■ Extract provided ■
§

Creating JSON documents with MariaDB

You probably know about two MariaDB great features: Dynamic Columns and Virtual Colums. I don’t think that we already found all possible use cases for them: more ideas will come in the future, and hopefully someone will write about them. Here, I will describe a use case which involves both Virtual Columns and Dynamic Columns.

Now, suppose that we have relational data in MariaDB, and we want to periodically export them in JSON, so we can export them to a variety of other data sources. For most data format, the best exporting solution is generally the CONNECT storage engine; but CONNECT doesn’t currently support JSON, so this option is not available.

Here I will introduce you to the best solution I know. Then, you will find slightly more complex solutions for specific cases.

Our data

Before we can start having fun with MariaDB features, I will show our data. Dear data, this is my reader… say hello!

CREATE OR REPLACE TABLE category
(
	  id INTEGER AUTO_INCREMENT PRIMARY KEY
	, name VARCHAR(50) NOT NULL
)
	ENGINE InnoDB
	CHARACTER SET utf8
	;

INSERT INTO category (name) VALUES ('Chair'), ('Tables');

CREATE OR REPLACE TABLE product
(
	  id INTEGER AUTO_INCREMENT PRIMARY KEY
	, category INTEGER NOT NULL
	, name VARCHAR(50) NOT NULL
	, PRICE DECIMAL(9, 2) NOT NULL
	, FOREIGN KEY (category) REFERENCES category (id)
)
	ENGINE InnoDB
	CHARACTER SET utf8
	;

INSERT INTO product (category, name, price) VALUES
	  (1, 'Black Chair', '49.99')
	, (1, 'Red Chair', '44.00')
	, (2, 'Glass Table', '250.00')
	;

COLUMN_JSON()

MariaDB supports Dynamic Columns. The COLUMN_JSON() function is used to trasform a Dynamic Column value into JSON. The apparent problem here is: we don’t have a dynamic column, we have normal atomic columns.

Well, no problem. After all, a Dynamic Column is just a BLOB (binary) value encoded in a certain way, so that Dynamic Column functions can parse and modify it. We can create a dynamic value using COLUMN_CREATE(), and modify it with COLUMN_ADD(), COLUMN_DELETE(), etc.

That said, the following example query should be self-explanatory:

SELECT CONCAT('[\n\t', GROUP_CONCAT(
		COLUMN_JSON(
			COLUMN_ADD(
				COLUMN_CREATE('id', id)
				, 'name', name
				, 'price', price
			)
		)
		ORDER BY id
		SEPARATOR ',\n\t'
	), '\n]') AS json
	FROM product \G


Its output is:

*************************** 1. row ***************************
json: [
	{"id":1,"name":"Black Chair","price":49.99},
	{"id":2,"name":"Red Chair","price":44.00},
	{"id":3,"name":"Glass Table","price":250.00}
]
1 row in set (0.00 sec)

Neat, isn't it? Of course it has some limits:

  • It's expensive. No temptables are needed, but MariaDB does a full table scan and transforms the rows on the fly.
  • What if we want to build a JSON array from multiple (joined) tables? Unless there is a daytime when MariaDB does nothing, we don't want to do more than one table scan.

§

■ Given data ■
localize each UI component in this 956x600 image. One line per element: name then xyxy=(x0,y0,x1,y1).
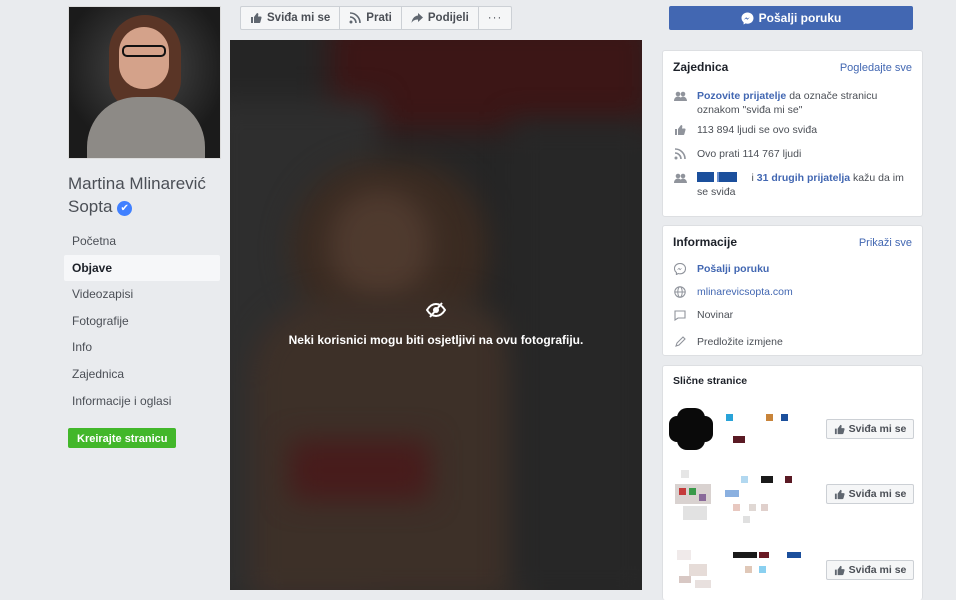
page-name-text[interactable]: Martina Mlinarević Sopta xyxy=(68,174,206,216)
similar-page-item: Sviđa mi se xyxy=(663,538,924,600)
verified-badge-icon: ✔ xyxy=(117,201,133,216)
thumbs-up-icon xyxy=(834,565,845,575)
similar-page-thumbnail[interactable] xyxy=(669,546,719,596)
suggest-edits-row[interactable]: Predložite izmjene xyxy=(673,335,783,349)
follow-button[interactable]: Prati xyxy=(340,7,402,29)
suggest-edits-text[interactable]: Predložite izmjene xyxy=(697,335,783,349)
similar-page-thumbnail[interactable] xyxy=(669,470,719,520)
similar-like-button[interactable]: Sviđa mi se xyxy=(826,560,914,580)
redacted-name xyxy=(733,552,757,558)
nav-item-info-ads[interactable]: Informacije i oglasi xyxy=(64,388,220,415)
tag-icon xyxy=(673,308,687,322)
community-title: Zajednica xyxy=(673,60,729,74)
nav-item-community[interactable]: Zajednica xyxy=(64,361,220,388)
redacted-name xyxy=(761,504,768,511)
info-send-message-row[interactable]: Pošalji poruku xyxy=(673,262,769,276)
similar-like-label: Sviđa mi se xyxy=(848,488,907,500)
redacted-name xyxy=(766,414,773,421)
like-page-button[interactable]: Sviđa mi se xyxy=(241,7,341,29)
messenger-icon xyxy=(741,12,754,24)
redacted-name xyxy=(781,414,788,421)
likes-count-row: 113 894 ljudi se ovo sviđa xyxy=(673,123,817,137)
more-options-button[interactable]: ··· xyxy=(479,7,512,29)
similar-page-item: Sviđa mi se xyxy=(663,462,924,526)
sensitive-warning-text: Neki korisnici mogu biti osjetljivi na o… xyxy=(288,333,584,347)
other-friends-link[interactable]: 31 drugih prijatelja xyxy=(757,172,850,184)
likes-count-text: 113 894 ljudi se ovo sviđa xyxy=(697,124,818,136)
similar-pages-card: Slične stranice Sviđa mi se Sviđa mi se … xyxy=(662,365,923,600)
messenger-icon xyxy=(673,262,687,276)
website-row[interactable]: mlinarevicsopta.com xyxy=(673,285,793,299)
nav-item-home[interactable]: Početna xyxy=(64,228,220,255)
thumbs-up-icon xyxy=(251,13,262,23)
invite-friends-link[interactable]: Pozovite prijatelje xyxy=(697,90,786,102)
redacted-name xyxy=(718,172,737,182)
share-button[interactable]: Podijeli xyxy=(402,7,479,29)
follows-count-row: Ovo prati 114 767 ljudi xyxy=(673,147,801,161)
rss-icon xyxy=(349,12,362,24)
nav-item-photos[interactable]: Fotografije xyxy=(64,308,220,335)
similar-like-button[interactable]: Sviđa mi se xyxy=(826,484,914,504)
page-nav: Početna Objave Videozapisi Fotografije I… xyxy=(64,228,220,414)
redacted-name xyxy=(759,552,769,558)
globe-icon xyxy=(673,285,687,299)
website-link[interactable]: mlinarevicsopta.com xyxy=(697,285,793,299)
category-row: Novinar xyxy=(673,308,733,322)
redacted-name xyxy=(761,476,773,483)
see-all-link[interactable]: Pogledajte sve xyxy=(840,62,912,74)
nav-item-info[interactable]: Info xyxy=(64,334,220,361)
sensitive-photo[interactable]: Neki korisnici mogu biti osjetljivi na o… xyxy=(230,40,642,590)
redacted-name xyxy=(787,552,801,558)
redacted-name xyxy=(749,504,756,511)
similar-like-label: Sviđa mi se xyxy=(848,423,907,435)
redacted-name xyxy=(743,516,750,523)
similar-like-label: Sviđa mi se xyxy=(848,564,907,576)
invite-friends-row: Pozovite prijatelje da označe stranicu o… xyxy=(673,89,913,117)
friends-icon xyxy=(673,89,687,103)
eye-slash-icon xyxy=(426,302,446,318)
send-message-button[interactable]: Pošalji poruku xyxy=(669,6,913,30)
redacted-name xyxy=(726,414,733,421)
rss-icon xyxy=(673,147,687,161)
share-arrow-icon xyxy=(411,13,423,23)
similar-like-button[interactable]: Sviđa mi se xyxy=(826,419,914,439)
page-name[interactable]: Martina Mlinarević Sopta ✔ xyxy=(68,172,228,218)
category-text[interactable]: Novinar xyxy=(697,308,733,322)
show-all-link[interactable]: Prikaži sve xyxy=(859,237,912,249)
community-card: Zajednica Pogledajte sve Pozovite prijat… xyxy=(662,50,923,217)
similar-page-item: Sviđa mi se xyxy=(663,396,924,460)
similar-page-thumbnail[interactable] xyxy=(669,408,719,458)
thumbs-up-icon xyxy=(834,424,845,434)
redacted-name xyxy=(725,490,739,497)
redacted-name xyxy=(741,476,748,483)
info-card: Informacije Prikaži sve Pošalji poruku m… xyxy=(662,225,923,356)
redacted-name xyxy=(733,504,740,511)
share-label: Podijeli xyxy=(427,12,469,24)
similar-pages-title: Slične stranice xyxy=(673,375,748,387)
page-action-bar: Sviđa mi se Prati Podijeli ··· xyxy=(240,6,513,30)
nav-item-posts[interactable]: Objave xyxy=(64,254,220,282)
redacted-name xyxy=(759,566,766,573)
friends-like-row: i 31 drugih prijatelja kažu da im se svi… xyxy=(673,171,913,199)
redacted-name xyxy=(733,436,745,443)
profile-picture[interactable] xyxy=(68,6,221,159)
nav-item-videos[interactable]: Videozapisi xyxy=(64,281,220,308)
friends-icon xyxy=(673,171,687,185)
pencil-icon xyxy=(673,335,687,349)
like-page-label: Sviđa mi se xyxy=(267,12,331,24)
send-message-label: Pošalji poruku xyxy=(758,11,842,25)
follow-label: Prati xyxy=(366,12,392,24)
follows-count-text: Ovo prati 114 767 ljudi xyxy=(697,148,802,160)
thumbs-up-icon xyxy=(834,489,845,499)
info-title: Informacije xyxy=(673,235,738,249)
redacted-name xyxy=(785,476,792,483)
create-page-button[interactable]: Kreirajte stranicu xyxy=(68,428,177,448)
info-send-message-link[interactable]: Pošalji poruku xyxy=(697,262,769,276)
redacted-name xyxy=(745,566,752,573)
redacted-name xyxy=(697,172,714,182)
thumbs-up-icon xyxy=(673,123,687,137)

§

■ What you need to do ■
a - According to the article on creating JSON with MariaDB, why is the CONNECT storage engine not an option for exporting to JSON?
b - In the rows, reproduce everything from the line containing "page-name-text[interactable]: Martina Mlinarević" down to the line containing "page-nav: Početna Objave", substituting "hidden-name" for "redacted-name" and leaving all else unchanged.

■ Answers below ■
a - CONNECT doesn't currently support JSON.

b -
page-name-text[interactable]: Martina Mlinarević Sopta xyxy=(68,174,206,216)
similar-page-item: Sviđa mi se xyxy=(663,538,924,600)
verified-badge-icon: ✔ xyxy=(117,201,133,216)
thumbs-up-icon xyxy=(834,565,845,575)
similar-page-thumbnail[interactable] xyxy=(669,546,719,596)
suggest-edits-row[interactable]: Predložite izmjene xyxy=(673,335,783,349)
follow-button[interactable]: Prati xyxy=(340,7,402,29)
suggest-edits-text[interactable]: Predložite izmjene xyxy=(697,335,783,349)
similar-page-thumbnail[interactable] xyxy=(669,470,719,520)
similar-like-button[interactable]: Sviđa mi se xyxy=(826,560,914,580)
hidden-name xyxy=(733,552,757,558)
nav-item-info-ads[interactable]: Informacije i oglasi xyxy=(64,388,220,415)
tag-icon xyxy=(673,308,687,322)
community-title: Zajednica xyxy=(673,60,729,74)
nav-item-community[interactable]: Zajednica xyxy=(64,361,220,388)
hidden-name xyxy=(761,504,768,511)
info-send-message-row[interactable]: Pošalji poruku xyxy=(673,262,769,276)
similar-like-label: Sviđa mi se xyxy=(848,488,907,500)
hidden-name xyxy=(766,414,773,421)
like-page-button[interactable]: Sviđa mi se xyxy=(241,7,341,29)
messenger-icon xyxy=(741,12,754,24)
hidden-name xyxy=(781,414,788,421)
likes-count-row: 113 894 ljudi se ovo sviđa xyxy=(673,123,817,137)
more-options-button[interactable]: ··· xyxy=(479,7,512,29)
similar-page-item: Sviđa mi se xyxy=(663,462,924,526)
sensitive-warning-text: Neki korisnici mogu biti osjetljivi na o… xyxy=(288,333,584,347)
other-friends-link[interactable]: 31 drugih prijatelja xyxy=(757,172,850,184)
likes-count-text: 113 894 ljudi se ovo sviđa xyxy=(697,124,818,136)
similar-pages-card: Slične stranice Sviđa mi se Sviđa mi se … xyxy=(662,365,923,600)
messenger-icon xyxy=(673,262,687,276)
website-row[interactable]: mlinarevicsopta.com xyxy=(673,285,793,299)
nav-item-home[interactable]: Početna xyxy=(64,228,220,255)
thumbs-up-icon xyxy=(251,13,262,23)
invite-friends-link[interactable]: Pozovite prijatelje xyxy=(697,90,786,102)
hidden-name xyxy=(718,172,737,182)
share-button[interactable]: Podijeli xyxy=(402,7,479,29)
follows-count-row: Ovo prati 114 767 ljudi xyxy=(673,147,801,161)
rss-icon xyxy=(349,12,362,24)
nav-item-photos[interactable]: Fotografije xyxy=(64,308,220,335)
similar-like-button[interactable]: Sviđa mi se xyxy=(826,484,914,504)
page-nav: Početna Objave Videozapisi Fotografije I… xyxy=(64,228,220,414)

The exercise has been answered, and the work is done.